__Work to be completed__
Copy each line in which the string "from" occurs.

## begin Task data

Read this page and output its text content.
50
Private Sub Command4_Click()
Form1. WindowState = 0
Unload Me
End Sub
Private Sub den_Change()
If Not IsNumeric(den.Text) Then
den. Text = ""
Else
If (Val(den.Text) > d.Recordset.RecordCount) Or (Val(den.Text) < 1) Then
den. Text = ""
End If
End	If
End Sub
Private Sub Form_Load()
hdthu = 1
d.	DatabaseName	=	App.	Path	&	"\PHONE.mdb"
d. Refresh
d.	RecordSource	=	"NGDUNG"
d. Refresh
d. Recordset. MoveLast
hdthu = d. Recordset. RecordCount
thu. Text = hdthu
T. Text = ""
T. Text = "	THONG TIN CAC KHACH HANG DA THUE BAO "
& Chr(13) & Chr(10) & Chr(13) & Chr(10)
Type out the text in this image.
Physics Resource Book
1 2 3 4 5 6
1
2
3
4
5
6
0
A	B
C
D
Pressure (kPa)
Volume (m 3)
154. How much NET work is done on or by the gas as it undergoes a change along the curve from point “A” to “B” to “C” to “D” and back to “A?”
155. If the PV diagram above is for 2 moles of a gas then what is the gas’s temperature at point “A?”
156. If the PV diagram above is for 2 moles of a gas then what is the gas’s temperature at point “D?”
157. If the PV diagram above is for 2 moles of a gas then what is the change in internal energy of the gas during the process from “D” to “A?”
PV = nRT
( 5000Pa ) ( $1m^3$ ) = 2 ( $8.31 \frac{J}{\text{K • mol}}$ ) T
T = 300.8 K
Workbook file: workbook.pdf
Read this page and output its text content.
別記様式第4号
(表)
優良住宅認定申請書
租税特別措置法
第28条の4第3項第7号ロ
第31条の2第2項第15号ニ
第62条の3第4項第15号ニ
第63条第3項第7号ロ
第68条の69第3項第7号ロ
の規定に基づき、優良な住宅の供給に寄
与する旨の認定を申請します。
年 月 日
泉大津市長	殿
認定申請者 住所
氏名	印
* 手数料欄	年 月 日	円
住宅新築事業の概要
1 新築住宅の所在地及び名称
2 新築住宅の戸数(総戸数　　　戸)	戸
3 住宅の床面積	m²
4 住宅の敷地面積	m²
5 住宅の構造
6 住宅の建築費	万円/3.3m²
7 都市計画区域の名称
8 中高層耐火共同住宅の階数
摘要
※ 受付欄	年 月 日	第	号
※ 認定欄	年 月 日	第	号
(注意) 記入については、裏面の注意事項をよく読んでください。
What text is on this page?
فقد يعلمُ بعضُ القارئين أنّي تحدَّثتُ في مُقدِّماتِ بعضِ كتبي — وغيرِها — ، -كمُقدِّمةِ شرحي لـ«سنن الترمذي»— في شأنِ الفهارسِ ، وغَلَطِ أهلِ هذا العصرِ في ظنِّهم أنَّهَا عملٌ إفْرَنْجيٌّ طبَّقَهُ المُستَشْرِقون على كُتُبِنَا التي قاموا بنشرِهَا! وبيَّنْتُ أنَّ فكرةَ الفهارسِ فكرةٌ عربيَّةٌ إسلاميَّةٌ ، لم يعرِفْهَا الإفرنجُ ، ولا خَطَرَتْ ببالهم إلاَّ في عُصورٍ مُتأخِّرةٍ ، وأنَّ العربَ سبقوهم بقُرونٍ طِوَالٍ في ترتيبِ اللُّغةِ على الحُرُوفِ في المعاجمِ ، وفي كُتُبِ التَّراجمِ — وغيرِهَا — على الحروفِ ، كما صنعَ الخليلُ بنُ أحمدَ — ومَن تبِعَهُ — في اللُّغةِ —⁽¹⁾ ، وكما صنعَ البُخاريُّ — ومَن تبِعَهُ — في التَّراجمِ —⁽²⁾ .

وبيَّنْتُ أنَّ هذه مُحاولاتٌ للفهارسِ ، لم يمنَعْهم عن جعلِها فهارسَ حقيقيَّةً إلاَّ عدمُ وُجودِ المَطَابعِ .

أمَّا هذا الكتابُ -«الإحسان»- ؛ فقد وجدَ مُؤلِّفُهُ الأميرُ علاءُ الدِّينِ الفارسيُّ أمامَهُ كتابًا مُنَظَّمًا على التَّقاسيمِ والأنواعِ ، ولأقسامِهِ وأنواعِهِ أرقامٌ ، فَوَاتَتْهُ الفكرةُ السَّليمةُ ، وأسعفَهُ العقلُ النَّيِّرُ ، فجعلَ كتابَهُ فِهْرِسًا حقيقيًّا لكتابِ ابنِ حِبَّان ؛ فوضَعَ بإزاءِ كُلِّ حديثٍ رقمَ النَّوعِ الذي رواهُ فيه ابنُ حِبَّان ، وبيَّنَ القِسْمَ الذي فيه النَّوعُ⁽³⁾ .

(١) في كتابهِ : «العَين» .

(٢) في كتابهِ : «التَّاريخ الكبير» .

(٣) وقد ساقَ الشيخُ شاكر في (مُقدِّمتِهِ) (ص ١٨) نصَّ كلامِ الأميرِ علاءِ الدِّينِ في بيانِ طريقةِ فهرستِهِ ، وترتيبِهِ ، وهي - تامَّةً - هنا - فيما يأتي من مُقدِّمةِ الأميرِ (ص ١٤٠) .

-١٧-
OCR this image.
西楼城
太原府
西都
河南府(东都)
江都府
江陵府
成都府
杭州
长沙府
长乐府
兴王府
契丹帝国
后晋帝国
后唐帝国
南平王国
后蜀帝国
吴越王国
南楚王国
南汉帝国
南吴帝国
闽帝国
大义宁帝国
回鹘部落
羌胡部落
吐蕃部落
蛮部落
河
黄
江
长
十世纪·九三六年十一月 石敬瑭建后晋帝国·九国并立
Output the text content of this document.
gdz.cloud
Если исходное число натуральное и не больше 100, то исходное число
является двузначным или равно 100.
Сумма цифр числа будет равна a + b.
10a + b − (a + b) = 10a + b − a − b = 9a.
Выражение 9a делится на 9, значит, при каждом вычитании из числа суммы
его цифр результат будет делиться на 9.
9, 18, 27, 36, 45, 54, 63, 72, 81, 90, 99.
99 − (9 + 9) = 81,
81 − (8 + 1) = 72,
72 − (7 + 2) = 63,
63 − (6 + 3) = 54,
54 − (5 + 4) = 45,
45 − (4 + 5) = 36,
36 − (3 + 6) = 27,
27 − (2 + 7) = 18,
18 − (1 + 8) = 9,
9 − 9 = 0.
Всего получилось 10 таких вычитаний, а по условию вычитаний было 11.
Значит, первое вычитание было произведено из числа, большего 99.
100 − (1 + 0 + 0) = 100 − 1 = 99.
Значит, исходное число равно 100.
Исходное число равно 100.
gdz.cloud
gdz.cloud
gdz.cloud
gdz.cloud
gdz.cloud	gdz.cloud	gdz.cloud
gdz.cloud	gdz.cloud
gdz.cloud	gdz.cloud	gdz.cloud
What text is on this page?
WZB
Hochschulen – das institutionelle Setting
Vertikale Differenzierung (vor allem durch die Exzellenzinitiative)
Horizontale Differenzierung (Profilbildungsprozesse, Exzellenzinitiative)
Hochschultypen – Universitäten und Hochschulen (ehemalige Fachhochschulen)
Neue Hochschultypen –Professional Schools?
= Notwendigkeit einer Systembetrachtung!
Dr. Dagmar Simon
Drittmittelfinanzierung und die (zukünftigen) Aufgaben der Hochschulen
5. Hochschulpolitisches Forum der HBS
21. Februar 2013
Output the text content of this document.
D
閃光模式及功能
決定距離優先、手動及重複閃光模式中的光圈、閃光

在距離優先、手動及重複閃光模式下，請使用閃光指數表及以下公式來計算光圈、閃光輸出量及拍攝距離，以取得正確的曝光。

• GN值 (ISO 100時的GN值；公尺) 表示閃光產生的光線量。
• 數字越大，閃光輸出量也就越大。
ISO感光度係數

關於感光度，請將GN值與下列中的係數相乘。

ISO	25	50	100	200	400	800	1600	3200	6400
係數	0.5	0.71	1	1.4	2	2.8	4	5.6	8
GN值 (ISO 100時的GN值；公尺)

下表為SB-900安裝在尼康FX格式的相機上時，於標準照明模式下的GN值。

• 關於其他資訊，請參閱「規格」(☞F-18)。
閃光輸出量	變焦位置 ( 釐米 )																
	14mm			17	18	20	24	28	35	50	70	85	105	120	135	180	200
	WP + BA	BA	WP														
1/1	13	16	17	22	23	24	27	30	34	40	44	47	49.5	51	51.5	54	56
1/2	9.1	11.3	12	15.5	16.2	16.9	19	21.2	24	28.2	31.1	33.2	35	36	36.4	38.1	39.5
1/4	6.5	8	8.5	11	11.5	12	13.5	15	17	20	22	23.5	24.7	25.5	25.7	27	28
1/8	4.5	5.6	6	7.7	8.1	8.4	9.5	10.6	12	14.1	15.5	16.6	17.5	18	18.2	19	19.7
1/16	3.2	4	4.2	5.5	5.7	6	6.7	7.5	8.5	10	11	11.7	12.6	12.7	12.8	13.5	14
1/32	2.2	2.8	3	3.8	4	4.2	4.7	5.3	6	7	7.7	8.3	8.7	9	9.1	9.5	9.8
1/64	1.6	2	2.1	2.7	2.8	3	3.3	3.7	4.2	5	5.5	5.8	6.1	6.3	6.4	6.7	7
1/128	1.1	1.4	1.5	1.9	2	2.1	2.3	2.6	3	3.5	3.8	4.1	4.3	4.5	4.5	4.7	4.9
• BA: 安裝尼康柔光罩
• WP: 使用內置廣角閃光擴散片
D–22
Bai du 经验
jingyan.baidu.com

## end Task data

__Answer__
154. How much NET work is done on or by the gas as it undergoes a change along the curve from point “A” to “B” to “C” to “D” and back to “A?”
157. If the PV diagram above is for 2 moles of a gas then what is the change in internal energy of the gas during the process from “D” to “A?”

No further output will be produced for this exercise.